◆ Recorded information ◆
- - - - -

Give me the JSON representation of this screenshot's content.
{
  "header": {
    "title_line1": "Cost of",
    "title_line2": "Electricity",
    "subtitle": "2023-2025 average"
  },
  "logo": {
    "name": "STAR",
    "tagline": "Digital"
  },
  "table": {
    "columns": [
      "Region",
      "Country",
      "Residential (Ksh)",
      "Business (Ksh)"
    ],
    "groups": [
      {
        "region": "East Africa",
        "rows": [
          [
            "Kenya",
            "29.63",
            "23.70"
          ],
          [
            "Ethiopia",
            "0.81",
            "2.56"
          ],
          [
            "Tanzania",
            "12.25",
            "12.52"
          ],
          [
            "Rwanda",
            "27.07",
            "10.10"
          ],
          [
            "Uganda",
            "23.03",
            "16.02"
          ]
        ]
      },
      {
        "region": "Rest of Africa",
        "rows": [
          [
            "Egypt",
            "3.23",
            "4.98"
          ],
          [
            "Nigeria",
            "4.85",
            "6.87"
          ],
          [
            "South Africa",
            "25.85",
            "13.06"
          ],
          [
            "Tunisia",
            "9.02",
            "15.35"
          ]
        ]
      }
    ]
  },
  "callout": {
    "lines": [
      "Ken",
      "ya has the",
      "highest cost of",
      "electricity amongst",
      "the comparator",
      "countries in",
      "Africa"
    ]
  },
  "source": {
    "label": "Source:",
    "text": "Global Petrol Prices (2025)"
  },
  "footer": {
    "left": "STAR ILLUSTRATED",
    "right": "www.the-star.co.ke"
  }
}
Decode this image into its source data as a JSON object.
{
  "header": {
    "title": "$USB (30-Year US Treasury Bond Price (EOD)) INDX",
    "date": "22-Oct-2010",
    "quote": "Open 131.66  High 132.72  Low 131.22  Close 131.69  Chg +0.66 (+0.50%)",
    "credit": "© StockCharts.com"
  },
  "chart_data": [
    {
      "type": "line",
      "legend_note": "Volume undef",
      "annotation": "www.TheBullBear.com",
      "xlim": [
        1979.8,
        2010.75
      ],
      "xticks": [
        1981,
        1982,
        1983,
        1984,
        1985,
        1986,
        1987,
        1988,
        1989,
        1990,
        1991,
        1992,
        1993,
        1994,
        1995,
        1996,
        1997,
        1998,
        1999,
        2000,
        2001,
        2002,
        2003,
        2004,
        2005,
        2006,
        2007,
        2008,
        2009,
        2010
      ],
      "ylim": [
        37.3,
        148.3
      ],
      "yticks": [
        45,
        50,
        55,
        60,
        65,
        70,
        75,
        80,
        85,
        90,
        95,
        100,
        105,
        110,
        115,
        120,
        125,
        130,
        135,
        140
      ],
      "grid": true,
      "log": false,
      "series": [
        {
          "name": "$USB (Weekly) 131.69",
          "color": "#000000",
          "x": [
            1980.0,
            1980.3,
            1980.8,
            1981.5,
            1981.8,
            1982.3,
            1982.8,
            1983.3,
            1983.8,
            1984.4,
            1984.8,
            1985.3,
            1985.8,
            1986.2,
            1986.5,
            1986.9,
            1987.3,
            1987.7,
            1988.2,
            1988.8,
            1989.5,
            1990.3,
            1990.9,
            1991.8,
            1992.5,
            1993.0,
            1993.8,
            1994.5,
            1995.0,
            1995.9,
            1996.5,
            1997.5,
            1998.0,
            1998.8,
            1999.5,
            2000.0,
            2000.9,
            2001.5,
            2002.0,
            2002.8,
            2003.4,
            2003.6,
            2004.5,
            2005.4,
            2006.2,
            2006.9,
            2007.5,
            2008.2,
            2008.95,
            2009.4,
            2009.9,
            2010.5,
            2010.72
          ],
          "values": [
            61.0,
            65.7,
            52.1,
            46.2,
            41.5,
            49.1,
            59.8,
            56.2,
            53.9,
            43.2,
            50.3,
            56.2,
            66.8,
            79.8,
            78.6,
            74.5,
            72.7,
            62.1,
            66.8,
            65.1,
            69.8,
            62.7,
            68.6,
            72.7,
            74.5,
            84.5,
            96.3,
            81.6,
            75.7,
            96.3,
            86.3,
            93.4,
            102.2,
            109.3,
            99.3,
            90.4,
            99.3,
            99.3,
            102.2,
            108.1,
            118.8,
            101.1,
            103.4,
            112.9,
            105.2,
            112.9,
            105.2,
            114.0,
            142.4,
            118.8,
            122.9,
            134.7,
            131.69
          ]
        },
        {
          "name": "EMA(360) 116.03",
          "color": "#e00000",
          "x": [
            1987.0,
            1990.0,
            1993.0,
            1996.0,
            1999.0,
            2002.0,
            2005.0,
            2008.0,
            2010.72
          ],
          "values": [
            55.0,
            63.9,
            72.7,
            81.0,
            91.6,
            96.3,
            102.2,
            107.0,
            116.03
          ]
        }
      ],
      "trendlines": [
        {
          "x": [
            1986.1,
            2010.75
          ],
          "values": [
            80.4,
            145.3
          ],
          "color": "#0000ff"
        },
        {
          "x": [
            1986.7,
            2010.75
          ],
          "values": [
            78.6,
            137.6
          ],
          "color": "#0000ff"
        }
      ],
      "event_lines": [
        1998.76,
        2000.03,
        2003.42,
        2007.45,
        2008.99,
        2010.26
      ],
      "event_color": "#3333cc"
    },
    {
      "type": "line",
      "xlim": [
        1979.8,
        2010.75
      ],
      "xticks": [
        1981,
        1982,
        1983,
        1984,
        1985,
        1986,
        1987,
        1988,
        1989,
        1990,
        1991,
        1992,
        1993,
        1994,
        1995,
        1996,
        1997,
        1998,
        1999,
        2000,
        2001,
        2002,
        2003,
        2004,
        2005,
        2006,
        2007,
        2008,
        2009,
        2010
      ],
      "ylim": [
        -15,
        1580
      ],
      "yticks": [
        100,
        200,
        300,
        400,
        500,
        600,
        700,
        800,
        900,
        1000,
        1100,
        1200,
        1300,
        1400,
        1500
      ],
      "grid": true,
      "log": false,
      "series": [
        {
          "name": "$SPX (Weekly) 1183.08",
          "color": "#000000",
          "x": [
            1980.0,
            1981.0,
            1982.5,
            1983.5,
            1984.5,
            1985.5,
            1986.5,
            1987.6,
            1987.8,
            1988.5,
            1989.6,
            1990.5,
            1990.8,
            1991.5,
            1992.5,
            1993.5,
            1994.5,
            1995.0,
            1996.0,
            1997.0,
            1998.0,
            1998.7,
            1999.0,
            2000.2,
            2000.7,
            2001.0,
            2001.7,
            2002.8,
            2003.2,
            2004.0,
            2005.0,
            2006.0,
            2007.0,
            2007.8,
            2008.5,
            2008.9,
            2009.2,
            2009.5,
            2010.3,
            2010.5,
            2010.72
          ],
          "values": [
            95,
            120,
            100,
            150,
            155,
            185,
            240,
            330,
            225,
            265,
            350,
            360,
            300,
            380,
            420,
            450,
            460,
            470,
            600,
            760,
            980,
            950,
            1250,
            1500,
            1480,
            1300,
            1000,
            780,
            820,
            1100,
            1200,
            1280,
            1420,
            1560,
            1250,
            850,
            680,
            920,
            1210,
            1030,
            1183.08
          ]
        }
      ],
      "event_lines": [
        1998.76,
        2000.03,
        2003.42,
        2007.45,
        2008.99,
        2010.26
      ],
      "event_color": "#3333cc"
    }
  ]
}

- - - - -

◆ What the task asks ◆
Word for word, restate all of the data shown above.

◆ Result for this task ◆
Give me the JSON representation of this screenshot's content.
{
  "header": {
    "title_line1": "Cost of",
    "title_line2": "Electricity",
    "subtitle": "2023-2025 average"
  },
  "logo": {
    "name": "STAR",
    "tagline": "Digital"
  },
  "table": {
    "columns": [
      "Region",
      "Country",
      "Residential (Ksh)",
      "Business (Ksh)"
    ],
    "groups": [
      {
        "region": "East Africa",
        "rows": [
          [
            "Kenya",
            "29.63",
            "23.70"
          ],
          [
            "Ethiopia",
            "0.81",
            "2.56"
          ],
          [
            "Tanzania",
            "12.25",
            "12.52"
          ],
          [
            "Rwanda",
            "27.07",
            "10.10"
          ],
          [
            "Uganda",
            "23.03",
            "16.02"
          ]
        ]
      },
      {
        "region": "Rest of Africa",
        "rows": [
          [
            "Egypt",
            "3.23",
            "4.98"
          ],
          [
            "Nigeria",
            "4.85",
            "6.87"
          ],
          [
            "South Africa",
            "25.85",
            "13.06"
          ],
          [
            "Tunisia",
            "9.02",
            "15.35"
          ]
        ]
      }
    ]
  },
  "callout": {
    "lines": [
      "Ken",
      "ya has the",
      "highest cost of",
      "electricity amongst",
      "the comparator",
      "countries in",
      "Africa"
    ]
  },
  "source": {
    "label": "Source:",
    "text": "Global Petrol Prices (2025)"
  },
  "footer": {
    "left": "STAR ILLUSTRATED",
    "right": "www.the-star.co.ke"
  }
}
Decode this image into its source data as a JSON object.
{
  "header": {
    "title": "$USB (30-Year US Treasury Bond Price (EOD)) INDX",
    "date": "22-Oct-2010",
    "quote": "Open 131.66  High 132.72  Low 131.22  Close 131.69  Chg +0.66 (+0.50%)",
    "credit": "© StockCharts.com"
  },
  "chart_data": [
    {
      "type": "line",
      "legend_note": "Volume undef",
      "annotation": "www.TheBullBear.com",
      "xlim": [
        1979.8,
        2010.75
      ],
      "xticks": [
        1981,
        1982,
        1983,
        1984,
        1985,
        1986,
        1987,
        1988,
        1989,
        1990,
        1991,
        1992,
        1993,
        1994,
        1995,
        1996,
        1997,
        1998,
        1999,
        2000,
        2001,
        2002,
        2003,
        2004,
        2005,
        2006,
        2007,
        2008,
        2009,
        2010
      ],
      "ylim": [
        37.3,
        148.3
      ],
      "yticks": [
        45,
        50,
        55,
        60,
        65,
        70,
        75,
        80,
        85,
        90,
        95,
        100,
        105,
        110,
        115,
        120,
        125,
        130,
        135,
        140
      ],
      "grid": true,
      "log": false,
      "series": [
        {
          "name": "$USB (Weekly) 131.69",
          "color": "#000000",
          "x": [
            1980.0,
            1980.3,
            1980.8,
            1981.5,
            1981.8,
            1982.3,
            1982.8,
            1983.3,
            1983.8,
            1984.4,
            1984.8,
            1985.3,
            1985.8,
            1986.2,
            1986.5,
            1986.9,
            1987.3,
            1987.7,
            1988.2,
            1988.8,
            1989.5,
            1990.3,
            1990.9,
            1991.8,
            1992.5,
            1993.0,
            1993.8,
            1994.5,
            1995.0,
            1995.9,
            1996.5,
            1997.5,
            1998.0,
            1998.8,
            1999.5,
            2000.0,
            2000.9,
            2001.5,
            2002.0,
            2002.8,
            2003.4,
            2003.6,
            2004.5,
            2005.4,
            2006.2,
            2006.9,
            2007.5,
            2008.2,
            2008.95,
            2009.4,
            2009.9,
            2010.5,
            2010.72
          ],
          "values": [
            61.0,
            65.7,
            52.1,
            46.2,
            41.5,
            49.1,
            59.8,
            56.2,
            53.9,
            43.2,
            50.3,
            56.2,
            66.8,
            79.8,
            78.6,
            74.5,
            72.7,
            62.1,
            66.8,
            65.1,
            69.8,
            62.7,
            68.6,
            72.7,
            74.5,
            84.5,
            96.3,
            81.6,
            75.7,
            96.3,
            86.3,
            93.4,
            102.2,
            109.3,
            99.3,
            90.4,
            99.3,
            99.3,
            102.2,
            108.1,
            118.8,
            101.1,
            103.4,
            112.9,
            105.2,
            112.9,
            105.2,
            114.0,
            142.4,
            118.8,
            122.9,
            134.7,
            131.69
          ]
        },
        {
          "name": "EMA(360) 116.03",
          "color": "#e00000",
          "x": [
            1987.0,
            1990.0,
            1993.0,
            1996.0,
            1999.0,
            2002.0,
            2005.0,
            2008.0,
            2010.72
          ],
          "values": [
            55.0,
            63.9,
            72.7,
            81.0,
            91.6,
            96.3,
            102.2,
            107.0,
            116.03
          ]
        }
      ],
      "trendlines": [
        {
          "x": [
            1986.1,
            2010.75
          ],
          "values": [
            80.4,
            145.3
          ],
          "color": "#0000ff"
        },
        {
          "x": [
            1986.7,
            2010.75
          ],
          "values": [
            78.6,
            137.6
          ],
          "color": "#0000ff"
        }
      ],
      "event_lines": [
        1998.76,
        2000.03,
        2003.42,
        2007.45,
        2008.99,
        2010.26
      ],
      "event_color": "#3333cc"
    },
    {
      "type": "line",
      "xlim": [
        1979.8,
        2010.75
      ],
      "xticks": [
        1981,
        1982,
        1983,
        1984,
        1985,
        1986,
        1987,
        1988,
        1989,
        1990,
        1991,
        1992,
        1993,
        1994,
        1995,
        1996,
        1997,
        1998,
        1999,
        2000,
        2001,
        2002,
        2003,
        2004,
        2005,
        2006,
        2007,
        2008,
        2009,
        2010
      ],
      "ylim": [
        -15,
        1580
      ],
      "yticks": [
        100,
        200,
        300,
        400,
        500,
        600,
        700,
        800,
        900,
        1000,
        1100,
        1200,
        1300,
        1400,
        1500
      ],
      "grid": true,
      "log": false,
      "series": [
        {
          "name": "$SPX (Weekly) 1183.08",
          "color": "#000000",
          "x": [
            1980.0,
            1981.0,
            1982.5,
            1983.5,
            1984.5,
            1985.5,
            1986.5,
            1987.6,
            1987.8,
            1988.5,
            1989.6,
            1990.5,
            1990.8,
            1991.5,
            1992.5,
            1993.5,
            1994.5,
            1995.0,
            1996.0,
            1997.0,
            1998.0,
            1998.7,
            1999.0,
            2000.2,
            2000.7,
            2001.0,
            2001.7,
            2002.8,
            2003.2,
            2004.0,
            2005.0,
            2006.0,
            2007.0,
            2007.8,
            2008.5,
            2008.9,
            2009.2,
            2009.5,
            2010.3,
            2010.5,
            2010.72
          ],
          "values": [
            95,
            120,
            100,
            150,
            155,
            185,
            240,
            330,
            225,
            265,
            350,
            360,
            300,
            380,
            420,
            450,
            460,
            470,
            600,
            760,
            980,
            950,
            1250,
            1500,
            1480,
            1300,
            1000,
            780,
            820,
            1100,
            1200,
            1280,
            1420,
            1560,
            1250,
            850,
            680,
            920,
            1210,
            1030,
            1183.08
          ]
        }
      ],
      "event_lines": [
        1998.76,
        2000.03,
        2003.42,
        2007.45,
        2008.99,
        2010.26
      ],
      "event_color": "#3333cc"
    }
  ]
}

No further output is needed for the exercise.